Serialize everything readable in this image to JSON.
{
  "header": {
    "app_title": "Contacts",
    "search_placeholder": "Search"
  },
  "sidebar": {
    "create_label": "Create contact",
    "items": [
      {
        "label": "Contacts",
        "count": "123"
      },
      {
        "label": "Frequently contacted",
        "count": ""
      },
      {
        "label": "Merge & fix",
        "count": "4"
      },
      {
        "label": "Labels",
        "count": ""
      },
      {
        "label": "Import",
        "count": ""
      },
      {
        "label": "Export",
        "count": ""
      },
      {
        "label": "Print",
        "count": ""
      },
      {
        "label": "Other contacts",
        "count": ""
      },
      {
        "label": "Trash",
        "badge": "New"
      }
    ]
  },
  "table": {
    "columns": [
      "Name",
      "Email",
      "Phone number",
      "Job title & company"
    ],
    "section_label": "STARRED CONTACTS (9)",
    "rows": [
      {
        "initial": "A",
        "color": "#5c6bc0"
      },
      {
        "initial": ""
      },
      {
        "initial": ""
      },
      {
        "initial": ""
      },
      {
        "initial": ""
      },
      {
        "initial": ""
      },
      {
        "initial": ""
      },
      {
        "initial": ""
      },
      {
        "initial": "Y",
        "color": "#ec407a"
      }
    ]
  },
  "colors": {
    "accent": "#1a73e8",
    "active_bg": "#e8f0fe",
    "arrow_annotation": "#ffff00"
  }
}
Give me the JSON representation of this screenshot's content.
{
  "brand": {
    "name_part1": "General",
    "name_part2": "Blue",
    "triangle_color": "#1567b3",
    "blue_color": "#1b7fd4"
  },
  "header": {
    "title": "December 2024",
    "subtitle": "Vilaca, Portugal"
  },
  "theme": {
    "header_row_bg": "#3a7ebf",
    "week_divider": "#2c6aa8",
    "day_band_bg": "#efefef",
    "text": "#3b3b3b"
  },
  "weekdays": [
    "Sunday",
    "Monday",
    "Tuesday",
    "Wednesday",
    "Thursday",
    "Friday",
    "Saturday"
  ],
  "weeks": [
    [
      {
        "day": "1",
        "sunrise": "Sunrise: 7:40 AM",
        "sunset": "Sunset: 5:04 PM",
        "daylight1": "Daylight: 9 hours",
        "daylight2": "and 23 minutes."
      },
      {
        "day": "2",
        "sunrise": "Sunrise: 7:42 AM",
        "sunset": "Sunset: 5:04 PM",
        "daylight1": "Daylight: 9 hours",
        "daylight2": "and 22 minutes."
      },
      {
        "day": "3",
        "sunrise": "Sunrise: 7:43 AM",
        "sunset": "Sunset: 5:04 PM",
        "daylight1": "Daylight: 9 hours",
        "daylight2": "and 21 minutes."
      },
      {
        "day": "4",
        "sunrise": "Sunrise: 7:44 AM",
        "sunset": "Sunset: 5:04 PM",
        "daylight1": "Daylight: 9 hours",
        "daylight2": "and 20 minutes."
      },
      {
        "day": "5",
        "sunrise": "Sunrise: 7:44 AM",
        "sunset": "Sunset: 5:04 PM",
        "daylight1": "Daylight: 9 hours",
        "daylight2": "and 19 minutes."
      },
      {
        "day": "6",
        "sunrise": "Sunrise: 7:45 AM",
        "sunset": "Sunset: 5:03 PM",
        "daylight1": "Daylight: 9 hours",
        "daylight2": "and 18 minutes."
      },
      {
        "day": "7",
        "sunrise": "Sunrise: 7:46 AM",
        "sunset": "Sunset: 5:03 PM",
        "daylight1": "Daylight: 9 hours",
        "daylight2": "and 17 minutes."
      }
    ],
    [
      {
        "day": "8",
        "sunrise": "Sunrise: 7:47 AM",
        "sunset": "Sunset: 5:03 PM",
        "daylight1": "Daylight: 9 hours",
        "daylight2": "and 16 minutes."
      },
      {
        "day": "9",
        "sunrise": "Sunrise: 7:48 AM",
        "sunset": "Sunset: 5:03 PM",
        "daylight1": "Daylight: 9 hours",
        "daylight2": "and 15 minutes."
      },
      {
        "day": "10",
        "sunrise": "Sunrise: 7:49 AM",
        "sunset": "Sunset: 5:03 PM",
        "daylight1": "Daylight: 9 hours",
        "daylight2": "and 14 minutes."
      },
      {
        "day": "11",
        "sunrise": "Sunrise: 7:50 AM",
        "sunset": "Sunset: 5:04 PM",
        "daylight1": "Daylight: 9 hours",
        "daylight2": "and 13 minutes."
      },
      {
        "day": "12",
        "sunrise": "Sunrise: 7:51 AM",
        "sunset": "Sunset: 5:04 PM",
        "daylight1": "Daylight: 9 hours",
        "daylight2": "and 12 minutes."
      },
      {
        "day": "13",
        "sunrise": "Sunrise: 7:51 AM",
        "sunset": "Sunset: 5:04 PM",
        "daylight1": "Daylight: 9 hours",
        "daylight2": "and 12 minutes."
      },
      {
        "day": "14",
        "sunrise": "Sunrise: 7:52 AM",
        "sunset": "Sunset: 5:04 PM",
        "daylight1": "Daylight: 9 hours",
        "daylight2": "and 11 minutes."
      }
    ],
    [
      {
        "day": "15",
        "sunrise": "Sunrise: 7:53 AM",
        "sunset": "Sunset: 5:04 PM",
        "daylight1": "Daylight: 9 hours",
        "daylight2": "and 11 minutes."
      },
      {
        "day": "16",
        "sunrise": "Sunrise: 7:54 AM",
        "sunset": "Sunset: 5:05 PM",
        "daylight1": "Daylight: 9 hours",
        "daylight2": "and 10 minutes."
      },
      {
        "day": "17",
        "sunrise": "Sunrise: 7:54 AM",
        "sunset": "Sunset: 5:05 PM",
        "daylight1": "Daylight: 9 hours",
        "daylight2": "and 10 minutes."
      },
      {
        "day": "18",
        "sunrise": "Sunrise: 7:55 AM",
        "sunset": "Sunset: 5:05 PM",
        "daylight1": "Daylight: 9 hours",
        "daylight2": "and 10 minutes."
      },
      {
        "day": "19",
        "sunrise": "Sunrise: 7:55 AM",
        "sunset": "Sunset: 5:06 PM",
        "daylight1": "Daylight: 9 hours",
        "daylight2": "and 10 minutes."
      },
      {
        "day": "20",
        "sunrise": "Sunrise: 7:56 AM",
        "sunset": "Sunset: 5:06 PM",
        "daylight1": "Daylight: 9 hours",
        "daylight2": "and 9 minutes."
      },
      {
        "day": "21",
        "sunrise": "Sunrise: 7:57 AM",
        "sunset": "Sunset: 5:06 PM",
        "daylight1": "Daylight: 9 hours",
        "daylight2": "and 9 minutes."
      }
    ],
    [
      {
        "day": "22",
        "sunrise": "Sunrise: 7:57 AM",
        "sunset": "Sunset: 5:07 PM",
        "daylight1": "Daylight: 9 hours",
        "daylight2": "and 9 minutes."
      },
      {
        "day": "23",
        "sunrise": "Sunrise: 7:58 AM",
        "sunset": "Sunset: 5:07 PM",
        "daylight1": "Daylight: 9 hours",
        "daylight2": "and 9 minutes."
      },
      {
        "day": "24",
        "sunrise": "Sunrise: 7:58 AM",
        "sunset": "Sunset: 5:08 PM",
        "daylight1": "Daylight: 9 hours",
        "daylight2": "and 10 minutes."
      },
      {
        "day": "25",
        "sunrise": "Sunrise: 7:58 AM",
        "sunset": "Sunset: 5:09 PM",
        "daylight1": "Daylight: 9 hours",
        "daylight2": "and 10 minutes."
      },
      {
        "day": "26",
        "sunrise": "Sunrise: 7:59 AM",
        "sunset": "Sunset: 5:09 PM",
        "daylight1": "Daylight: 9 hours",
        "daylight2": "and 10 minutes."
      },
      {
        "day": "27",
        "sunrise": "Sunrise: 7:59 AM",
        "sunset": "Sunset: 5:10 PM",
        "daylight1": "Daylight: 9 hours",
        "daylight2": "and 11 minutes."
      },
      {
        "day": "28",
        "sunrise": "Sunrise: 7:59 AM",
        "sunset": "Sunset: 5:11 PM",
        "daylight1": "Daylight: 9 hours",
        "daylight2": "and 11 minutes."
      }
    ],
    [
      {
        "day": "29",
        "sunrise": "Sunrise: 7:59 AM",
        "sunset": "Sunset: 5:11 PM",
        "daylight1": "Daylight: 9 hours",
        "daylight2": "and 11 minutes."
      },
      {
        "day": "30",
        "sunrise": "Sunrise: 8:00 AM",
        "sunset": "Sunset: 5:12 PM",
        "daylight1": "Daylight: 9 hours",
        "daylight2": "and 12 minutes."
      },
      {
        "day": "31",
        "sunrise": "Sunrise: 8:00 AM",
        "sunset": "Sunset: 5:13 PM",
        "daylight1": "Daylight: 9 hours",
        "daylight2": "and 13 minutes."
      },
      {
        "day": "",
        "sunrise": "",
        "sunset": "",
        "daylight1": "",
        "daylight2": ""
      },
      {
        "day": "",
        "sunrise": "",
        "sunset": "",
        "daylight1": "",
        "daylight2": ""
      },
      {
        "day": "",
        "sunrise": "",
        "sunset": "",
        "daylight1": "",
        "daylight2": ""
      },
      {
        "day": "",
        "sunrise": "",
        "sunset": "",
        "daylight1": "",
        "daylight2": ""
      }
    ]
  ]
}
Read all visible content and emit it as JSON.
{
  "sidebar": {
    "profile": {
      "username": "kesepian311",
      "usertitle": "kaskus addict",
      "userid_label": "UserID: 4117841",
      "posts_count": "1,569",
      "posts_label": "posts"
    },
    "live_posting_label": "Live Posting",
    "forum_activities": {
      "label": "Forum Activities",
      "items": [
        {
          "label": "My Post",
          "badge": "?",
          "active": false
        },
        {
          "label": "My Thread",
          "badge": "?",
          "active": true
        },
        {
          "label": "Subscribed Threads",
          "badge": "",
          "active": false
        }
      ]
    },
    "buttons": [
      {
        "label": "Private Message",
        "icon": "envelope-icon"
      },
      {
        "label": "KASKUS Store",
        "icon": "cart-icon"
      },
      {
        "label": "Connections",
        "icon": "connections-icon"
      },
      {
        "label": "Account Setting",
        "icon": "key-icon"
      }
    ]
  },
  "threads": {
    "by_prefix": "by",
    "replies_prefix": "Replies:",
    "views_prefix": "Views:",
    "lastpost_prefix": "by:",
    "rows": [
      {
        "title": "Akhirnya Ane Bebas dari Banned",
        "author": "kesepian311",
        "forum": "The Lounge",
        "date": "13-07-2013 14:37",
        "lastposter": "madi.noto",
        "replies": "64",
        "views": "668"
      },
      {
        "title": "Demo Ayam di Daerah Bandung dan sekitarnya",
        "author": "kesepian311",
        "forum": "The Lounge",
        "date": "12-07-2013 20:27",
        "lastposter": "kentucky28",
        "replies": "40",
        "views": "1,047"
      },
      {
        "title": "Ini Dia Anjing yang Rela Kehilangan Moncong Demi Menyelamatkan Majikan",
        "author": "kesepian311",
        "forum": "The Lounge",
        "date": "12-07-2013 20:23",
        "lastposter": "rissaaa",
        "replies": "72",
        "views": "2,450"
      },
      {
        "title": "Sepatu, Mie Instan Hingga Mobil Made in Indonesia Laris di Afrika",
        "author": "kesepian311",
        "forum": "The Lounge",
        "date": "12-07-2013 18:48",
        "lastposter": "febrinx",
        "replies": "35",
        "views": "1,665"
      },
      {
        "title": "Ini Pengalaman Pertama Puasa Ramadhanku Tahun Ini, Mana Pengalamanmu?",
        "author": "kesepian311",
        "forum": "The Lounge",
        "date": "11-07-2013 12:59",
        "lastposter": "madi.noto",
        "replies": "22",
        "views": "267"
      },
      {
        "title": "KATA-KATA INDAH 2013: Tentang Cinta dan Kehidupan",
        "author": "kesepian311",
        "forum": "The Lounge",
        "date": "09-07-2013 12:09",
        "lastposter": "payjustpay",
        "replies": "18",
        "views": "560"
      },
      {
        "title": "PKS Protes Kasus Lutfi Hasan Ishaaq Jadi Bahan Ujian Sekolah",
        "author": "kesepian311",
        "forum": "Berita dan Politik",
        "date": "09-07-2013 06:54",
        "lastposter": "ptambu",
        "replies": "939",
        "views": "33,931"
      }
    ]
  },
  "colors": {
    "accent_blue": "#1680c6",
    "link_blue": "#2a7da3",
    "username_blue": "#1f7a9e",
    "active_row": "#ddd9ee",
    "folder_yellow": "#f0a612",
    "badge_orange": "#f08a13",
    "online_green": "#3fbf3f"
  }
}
****************************************
Report how many lines of the listing hold the string "icon", giving only the number.

4